## Task brief
Copy out each line of the data that holds the word "name".

[Figure data in JSON]

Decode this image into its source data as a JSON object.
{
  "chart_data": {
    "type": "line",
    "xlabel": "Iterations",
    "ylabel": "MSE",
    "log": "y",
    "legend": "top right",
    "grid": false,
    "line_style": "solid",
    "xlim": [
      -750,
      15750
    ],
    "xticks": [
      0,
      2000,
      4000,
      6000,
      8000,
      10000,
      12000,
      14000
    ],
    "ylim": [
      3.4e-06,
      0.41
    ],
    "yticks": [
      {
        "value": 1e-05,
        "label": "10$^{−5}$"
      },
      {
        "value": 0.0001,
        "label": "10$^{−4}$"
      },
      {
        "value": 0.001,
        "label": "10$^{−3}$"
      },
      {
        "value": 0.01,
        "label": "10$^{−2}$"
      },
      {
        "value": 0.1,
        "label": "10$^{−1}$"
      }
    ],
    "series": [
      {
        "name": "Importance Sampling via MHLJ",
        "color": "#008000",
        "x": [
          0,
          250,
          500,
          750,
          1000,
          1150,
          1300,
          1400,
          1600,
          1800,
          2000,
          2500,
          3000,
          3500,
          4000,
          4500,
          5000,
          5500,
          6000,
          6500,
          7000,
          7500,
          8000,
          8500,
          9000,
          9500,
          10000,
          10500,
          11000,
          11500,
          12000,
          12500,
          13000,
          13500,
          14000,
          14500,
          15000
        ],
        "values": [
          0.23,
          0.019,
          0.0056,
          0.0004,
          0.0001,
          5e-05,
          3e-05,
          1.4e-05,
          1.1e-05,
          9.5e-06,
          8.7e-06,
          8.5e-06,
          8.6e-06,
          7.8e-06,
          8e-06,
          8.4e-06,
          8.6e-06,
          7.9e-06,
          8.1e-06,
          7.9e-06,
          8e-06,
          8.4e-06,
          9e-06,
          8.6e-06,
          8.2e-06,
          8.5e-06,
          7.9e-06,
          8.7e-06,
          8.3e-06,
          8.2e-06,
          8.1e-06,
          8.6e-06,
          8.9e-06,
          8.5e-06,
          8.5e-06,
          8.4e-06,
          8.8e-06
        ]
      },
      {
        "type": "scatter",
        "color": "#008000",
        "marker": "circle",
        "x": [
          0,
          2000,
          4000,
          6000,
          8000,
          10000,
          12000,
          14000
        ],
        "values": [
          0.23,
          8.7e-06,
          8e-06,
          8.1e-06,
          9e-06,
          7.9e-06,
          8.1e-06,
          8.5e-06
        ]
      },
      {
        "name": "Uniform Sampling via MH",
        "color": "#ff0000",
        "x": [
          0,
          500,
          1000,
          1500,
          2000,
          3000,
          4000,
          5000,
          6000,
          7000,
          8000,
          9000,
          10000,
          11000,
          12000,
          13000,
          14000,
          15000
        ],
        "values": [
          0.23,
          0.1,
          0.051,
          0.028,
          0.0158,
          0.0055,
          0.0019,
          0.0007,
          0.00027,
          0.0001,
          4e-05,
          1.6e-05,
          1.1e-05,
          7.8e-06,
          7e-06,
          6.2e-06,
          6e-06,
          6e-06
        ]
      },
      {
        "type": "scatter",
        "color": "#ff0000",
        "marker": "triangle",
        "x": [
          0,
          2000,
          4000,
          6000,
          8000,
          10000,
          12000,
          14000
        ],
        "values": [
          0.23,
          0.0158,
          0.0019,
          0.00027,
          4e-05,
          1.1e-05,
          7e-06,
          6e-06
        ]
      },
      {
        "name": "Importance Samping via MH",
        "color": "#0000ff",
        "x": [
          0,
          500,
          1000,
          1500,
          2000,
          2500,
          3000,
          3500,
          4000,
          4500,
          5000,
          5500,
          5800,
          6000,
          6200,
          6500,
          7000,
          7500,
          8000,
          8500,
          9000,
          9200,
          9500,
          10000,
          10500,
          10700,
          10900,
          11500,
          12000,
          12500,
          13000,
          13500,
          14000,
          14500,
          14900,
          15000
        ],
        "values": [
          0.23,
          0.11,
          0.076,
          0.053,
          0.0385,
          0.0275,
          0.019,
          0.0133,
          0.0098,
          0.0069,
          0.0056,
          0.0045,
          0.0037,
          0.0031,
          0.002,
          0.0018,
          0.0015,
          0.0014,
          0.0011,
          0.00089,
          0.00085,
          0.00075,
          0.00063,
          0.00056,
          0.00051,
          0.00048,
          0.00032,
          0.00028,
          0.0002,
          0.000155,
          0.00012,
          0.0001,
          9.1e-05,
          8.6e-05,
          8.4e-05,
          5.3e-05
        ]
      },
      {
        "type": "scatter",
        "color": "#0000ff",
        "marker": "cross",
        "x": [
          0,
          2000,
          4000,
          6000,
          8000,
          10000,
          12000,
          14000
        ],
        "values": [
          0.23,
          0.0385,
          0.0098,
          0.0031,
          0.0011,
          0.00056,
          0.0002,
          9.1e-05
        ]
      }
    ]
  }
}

## Task output
        "name": "Importance Sampling via MHLJ",
        "name": "Uniform Sampling via MH",
        "name": "Importance Samping via MH",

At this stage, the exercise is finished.